Records from a collection:
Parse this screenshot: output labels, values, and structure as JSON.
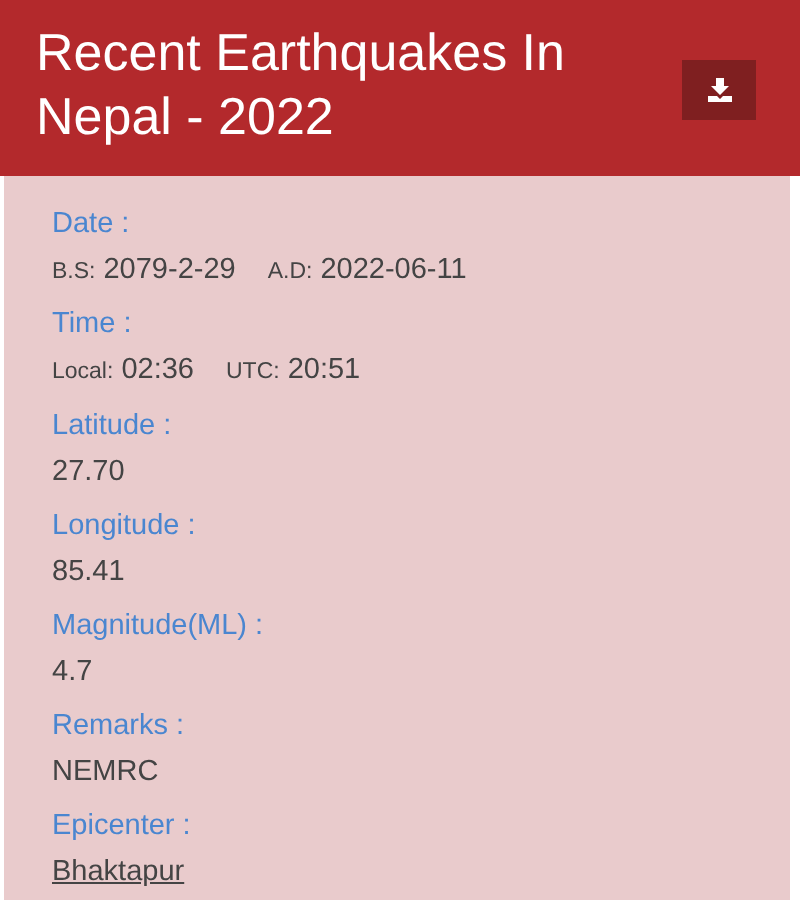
{
  "header": {
    "title": "Recent Earthquakes In Nepal - 2022"
  },
  "fields": [
    {
      "kind": "pairs",
      "label": "Date :",
      "pairs": [
        {
          "prefix": "B.S:",
          "value": "2079-2-29"
        },
        {
          "prefix": "A.D:",
          "value": "2022-06-11"
        }
      ]
    },
    {
      "kind": "pairs",
      "label": "Time :",
      "pairs": [
        {
          "prefix": "Local:",
          "value": "02:36"
        },
        {
          "prefix": "UTC:",
          "value": "20:51"
        }
      ]
    },
    {
      "kind": "text",
      "label": "Latitude :",
      "value": "27.70"
    },
    {
      "kind": "text",
      "label": "Longitude :",
      "value": "85.41"
    },
    {
      "kind": "text",
      "label": "Magnitude(ML) :",
      "value": "4.7"
    },
    {
      "kind": "text",
      "label": "Remarks :",
      "value": "NEMRC"
    },
    {
      "kind": "link",
      "label": "Epicenter :",
      "value": "Bhaktapur"
    }
  ]
}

Task objective →
Write out the records above exactly as they stand, leaving out every picture.

The answer →
Parse this screenshot: output labels, values, and structure as JSON.
{
  "header": {
    "title": "Recent Earthquakes In Nepal - 2022"
  },
  "fields": [
    {
      "kind": "pairs",
      "label": "Date :",
      "pairs": [
        {
          "prefix": "B.S:",
          "value": "2079-2-29"
        },
        {
          "prefix": "A.D:",
          "value": "2022-06-11"
        }
      ]
    },
    {
      "kind": "pairs",
      "label": "Time :",
      "pairs": [
        {
          "prefix": "Local:",
          "value": "02:36"
        },
        {
          "prefix": "UTC:",
          "value": "20:51"
        }
      ]
    },
    {
      "kind": "text",
      "label": "Latitude :",
      "value": "27.70"
    },
    {
      "kind": "text",
      "label": "Longitude :",
      "value": "85.41"
    },
    {
      "kind": "text",
      "label": "Magnitude(ML) :",
      "value": "4.7"
    },
    {
      "kind": "text",
      "label": "Remarks :",
      "value": "NEMRC"
    },
    {
      "kind": "link",
      "label": "Epicenter :",
      "value": "Bhaktapur"
    }
  ]
}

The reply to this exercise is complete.